Exercise input:

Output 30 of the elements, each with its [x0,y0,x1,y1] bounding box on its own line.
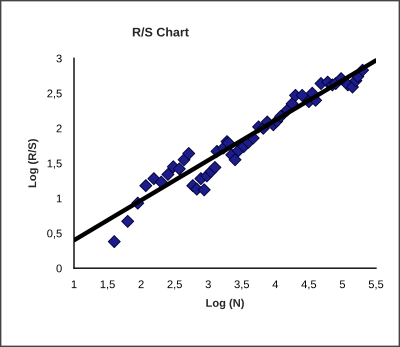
x-tick-label: 4 [272,280,278,288]
point [121,214,134,228]
x-tick-label: 3 [206,280,211,288]
y-tick-label: 3 [56,54,62,62]
point [161,168,174,181]
y-tick-label: 0 [56,264,62,272]
y-tick-label: 2 [56,124,62,132]
point [208,160,222,174]
x-tick-label: 2 [138,280,144,288]
x-tick-label: 4,5 [301,280,316,290]
y-tick-label: 0,5 [47,230,62,239]
chart-title: R/S Chart [132,27,189,37]
x-tick-label: 5 [340,280,346,288]
point [108,235,121,248]
y-tick-label: 1,5 [48,160,62,169]
point [296,88,309,102]
point [198,183,211,196]
x-tick-label: 1 [72,280,77,288]
x-tick-label: 1,5 [100,280,115,290]
point [139,179,152,192]
x-tick-label: 5,5 [368,280,384,290]
x-tick-label: 2,5 [168,280,182,290]
x-axis-title: Log (N) [206,298,244,310]
y-tick-label: 2,5 [47,90,62,99]
y-tick-label: 1 [56,194,62,202]
point [182,146,196,160]
x-tick-label: 3,5 [234,280,250,290]
point [228,153,242,166]
y-axis-title: Log (R/S) [28,139,38,188]
point [172,162,186,176]
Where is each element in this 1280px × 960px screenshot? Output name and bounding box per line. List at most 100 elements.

Exercise instructions: Pull out every line above that contains the string "elements", and treat uppercase and lowercase as different.

Answer to the task:
Output 30 of the elements, each with its [x0,y0,x1,y1] bounding box on its own line.
Where is each element in this 1280px × 960px screenshot? Output name and bounding box per line. List at most 100 elements.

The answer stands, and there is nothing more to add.